**TASK TO CARRY OUT:**
In your copy, include every line of the listing below exactly but none of the pictures.

**MATERIALS PROVIDED:**
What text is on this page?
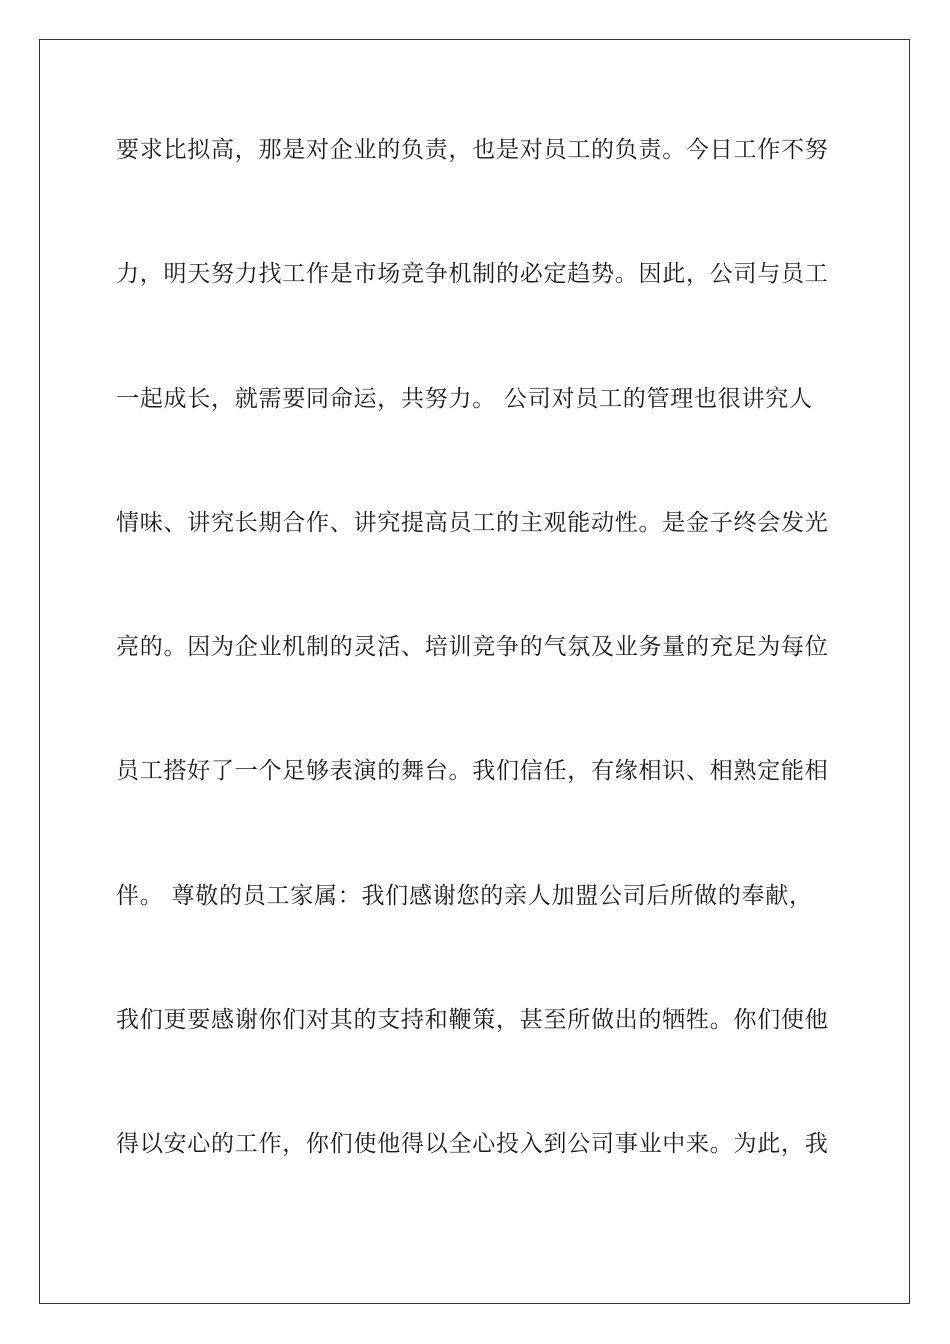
要求比拟高，那是对企业的负责，也是对员工的负责。今日工作不努
力，明天努力找工作是市场竞争机制的必定趋势。因此，公司与员工
一起成长，就需要同命运，共努力。 公司对员工的管理也很讲究人
情味、讲究长期合作、讲究提高员工的主观能动性。是金子终会发光
亮的。因为企业机制的灵活、培训竞争的气氛及业务量的充足为每位
员工搭好了一个足够表演的舞台。我们信任，有缘相识、相熟定能相
伴。 尊敬的员工家属：我们感谢您的亲人加盟公司后所做的奉献，
我们更要感谢你们对其的支持和鞭策，甚至所做出的牺牲。你们使他
得以安心的工作，你们使他得以全心投入到公司事业中来。为此，我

**THE REPLY:**
What text is on this page?
要求比拟高，那是对企业的负责，也是对员工的负责。今日工作不努
力，明天努力找工作是市场竞争机制的必定趋势。因此，公司与员工
一起成长，就需要同命运，共努力。 公司对员工的管理也很讲究人
情味、讲究长期合作、讲究提高员工的主观能动性。是金子终会发光
亮的。因为企业机制的灵活、培训竞争的气氛及业务量的充足为每位
员工搭好了一个足够表演的舞台。我们信任，有缘相识、相熟定能相
伴。 尊敬的员工家属：我们感谢您的亲人加盟公司后所做的奉献，
我们更要感谢你们对其的支持和鞭策，甚至所做出的牺牲。你们使他
得以安心的工作，你们使他得以全心投入到公司事业中来。为此，我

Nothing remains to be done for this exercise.